**INSTRUCTIONS FOR THE TASK**
The entries below are to be written out again without alteration.

§ §

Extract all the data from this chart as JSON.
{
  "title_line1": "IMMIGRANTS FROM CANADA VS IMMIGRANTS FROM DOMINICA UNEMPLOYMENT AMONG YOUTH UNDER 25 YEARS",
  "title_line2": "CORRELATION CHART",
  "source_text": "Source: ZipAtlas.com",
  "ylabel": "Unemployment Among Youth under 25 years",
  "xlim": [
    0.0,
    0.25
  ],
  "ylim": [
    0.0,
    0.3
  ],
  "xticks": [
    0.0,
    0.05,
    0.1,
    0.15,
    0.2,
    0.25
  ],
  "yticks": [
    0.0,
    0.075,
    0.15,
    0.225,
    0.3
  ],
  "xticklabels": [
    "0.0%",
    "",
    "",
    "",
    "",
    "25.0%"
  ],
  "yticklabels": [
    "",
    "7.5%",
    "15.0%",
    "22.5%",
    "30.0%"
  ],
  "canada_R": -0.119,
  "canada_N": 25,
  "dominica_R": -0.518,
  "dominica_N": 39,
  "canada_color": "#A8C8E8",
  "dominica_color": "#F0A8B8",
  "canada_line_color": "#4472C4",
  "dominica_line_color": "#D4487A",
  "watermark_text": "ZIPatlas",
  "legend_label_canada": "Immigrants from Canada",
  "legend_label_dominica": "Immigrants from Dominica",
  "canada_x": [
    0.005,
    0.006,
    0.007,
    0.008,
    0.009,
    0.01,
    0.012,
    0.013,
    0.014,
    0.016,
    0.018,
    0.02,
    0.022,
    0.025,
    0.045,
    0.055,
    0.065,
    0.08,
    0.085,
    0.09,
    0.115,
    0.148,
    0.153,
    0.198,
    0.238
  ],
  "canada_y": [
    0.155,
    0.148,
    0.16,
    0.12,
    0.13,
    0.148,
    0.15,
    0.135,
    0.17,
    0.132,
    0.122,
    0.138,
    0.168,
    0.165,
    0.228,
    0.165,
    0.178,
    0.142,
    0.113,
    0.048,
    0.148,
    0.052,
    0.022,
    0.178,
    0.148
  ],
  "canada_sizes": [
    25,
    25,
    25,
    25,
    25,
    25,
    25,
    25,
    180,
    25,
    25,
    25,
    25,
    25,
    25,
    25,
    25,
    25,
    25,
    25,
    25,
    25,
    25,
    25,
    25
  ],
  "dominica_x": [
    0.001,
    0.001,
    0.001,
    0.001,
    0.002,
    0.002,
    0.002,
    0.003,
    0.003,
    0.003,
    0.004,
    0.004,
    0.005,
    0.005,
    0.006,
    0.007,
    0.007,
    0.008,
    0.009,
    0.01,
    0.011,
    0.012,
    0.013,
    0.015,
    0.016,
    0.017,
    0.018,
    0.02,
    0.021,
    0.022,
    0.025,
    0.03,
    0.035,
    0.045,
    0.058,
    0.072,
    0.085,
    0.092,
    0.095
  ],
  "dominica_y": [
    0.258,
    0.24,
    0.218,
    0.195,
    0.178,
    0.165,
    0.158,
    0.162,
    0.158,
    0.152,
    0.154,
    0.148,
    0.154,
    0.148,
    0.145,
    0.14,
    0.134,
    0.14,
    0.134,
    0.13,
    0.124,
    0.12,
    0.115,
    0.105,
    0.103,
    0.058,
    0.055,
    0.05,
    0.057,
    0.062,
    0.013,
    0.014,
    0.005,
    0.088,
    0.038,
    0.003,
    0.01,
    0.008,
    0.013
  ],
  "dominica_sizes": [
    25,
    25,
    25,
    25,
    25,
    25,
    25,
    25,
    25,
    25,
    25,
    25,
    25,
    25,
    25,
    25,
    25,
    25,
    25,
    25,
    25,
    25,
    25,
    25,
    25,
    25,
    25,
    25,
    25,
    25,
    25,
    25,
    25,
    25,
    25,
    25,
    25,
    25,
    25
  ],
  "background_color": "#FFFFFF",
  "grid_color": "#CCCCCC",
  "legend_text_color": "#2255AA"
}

§ §

**RESPONSE TO THIS TASK**
Extract all the data from this chart as JSON.
{
  "title_line1": "IMMIGRANTS FROM CANADA VS IMMIGRANTS FROM DOMINICA UNEMPLOYMENT AMONG YOUTH UNDER 25 YEARS",
  "title_line2": "CORRELATION CHART",
  "source_text": "Source: ZipAtlas.com",
  "ylabel": "Unemployment Among Youth under 25 years",
  "xlim": [
    0.0,
    0.25
  ],
  "ylim": [
    0.0,
    0.3
  ],
  "xticks": [
    0.0,
    0.05,
    0.1,
    0.15,
    0.2,
    0.25
  ],
  "yticks": [
    0.0,
    0.075,
    0.15,
    0.225,
    0.3
  ],
  "xticklabels": [
    "0.0%",
    "",
    "",
    "",
    "",
    "25.0%"
  ],
  "yticklabels": [
    "",
    "7.5%",
    "15.0%",
    "22.5%",
    "30.0%"
  ],
  "canada_R": -0.119,
  "canada_N": 25,
  "dominica_R": -0.518,
  "dominica_N": 39,
  "canada_color": "#A8C8E8",
  "dominica_color": "#F0A8B8",
  "canada_line_color": "#4472C4",
  "dominica_line_color": "#D4487A",
  "watermark_text": "ZIPatlas",
  "legend_label_canada": "Immigrants from Canada",
  "legend_label_dominica": "Immigrants from Dominica",
  "canada_x": [
    0.005,
    0.006,
    0.007,
    0.008,
    0.009,
    0.01,
    0.012,
    0.013,
    0.014,
    0.016,
    0.018,
    0.02,
    0.022,
    0.025,
    0.045,
    0.055,
    0.065,
    0.08,
    0.085,
    0.09,
    0.115,
    0.148,
    0.153,
    0.198,
    0.238
  ],
  "canada_y": [
    0.155,
    0.148,
    0.16,
    0.12,
    0.13,
    0.148,
    0.15,
    0.135,
    0.17,
    0.132,
    0.122,
    0.138,
    0.168,
    0.165,
    0.228,
    0.165,
    0.178,
    0.142,
    0.113,
    0.048,
    0.148,
    0.052,
    0.022,
    0.178,
    0.148
  ],
  "canada_sizes": [
    25,
    25,
    25,
    25,
    25,
    25,
    25,
    25,
    180,
    25,
    25,
    25,
    25,
    25,
    25,
    25,
    25,
    25,
    25,
    25,
    25,
    25,
    25,
    25,
    25
  ],
  "dominica_x": [
    0.001,
    0.001,
    0.001,
    0.001,
    0.002,
    0.002,
    0.002,
    0.003,
    0.003,
    0.003,
    0.004,
    0.004,
    0.005,
    0.005,
    0.006,
    0.007,
    0.007,
    0.008,
    0.009,
    0.01,
    0.011,
    0.012,
    0.013,
    0.015,
    0.016,
    0.017,
    0.018,
    0.02,
    0.021,
    0.022,
    0.025,
    0.03,
    0.035,
    0.045,
    0.058,
    0.072,
    0.085,
    0.092,
    0.095
  ],
  "dominica_y": [
    0.258,
    0.24,
    0.218,
    0.195,
    0.178,
    0.165,
    0.158,
    0.162,
    0.158,
    0.152,
    0.154,
    0.148,
    0.154,
    0.148,
    0.145,
    0.14,
    0.134,
    0.14,
    0.134,
    0.13,
    0.124,
    0.12,
    0.115,
    0.105,
    0.103,
    0.058,
    0.055,
    0.05,
    0.057,
    0.062,
    0.013,
    0.014,
    0.005,
    0.088,
    0.038,
    0.003,
    0.01,
    0.008,
    0.013
  ],
  "dominica_sizes": [
    25,
    25,
    25,
    25,
    25,
    25,
    25,
    25,
    25,
    25,
    25,
    25,
    25,
    25,
    25,
    25,
    25,
    25,
    25,
    25,
    25,
    25,
    25,
    25,
    25,
    25,
    25,
    25,
    25,
    25,
    25,
    25,
    25,
    25,
    25,
    25,
    25,
    25,
    25
  ],
  "background_color": "#FFFFFF",
  "grid_color": "#CCCCCC",
  "legend_text_color": "#2255AA"
}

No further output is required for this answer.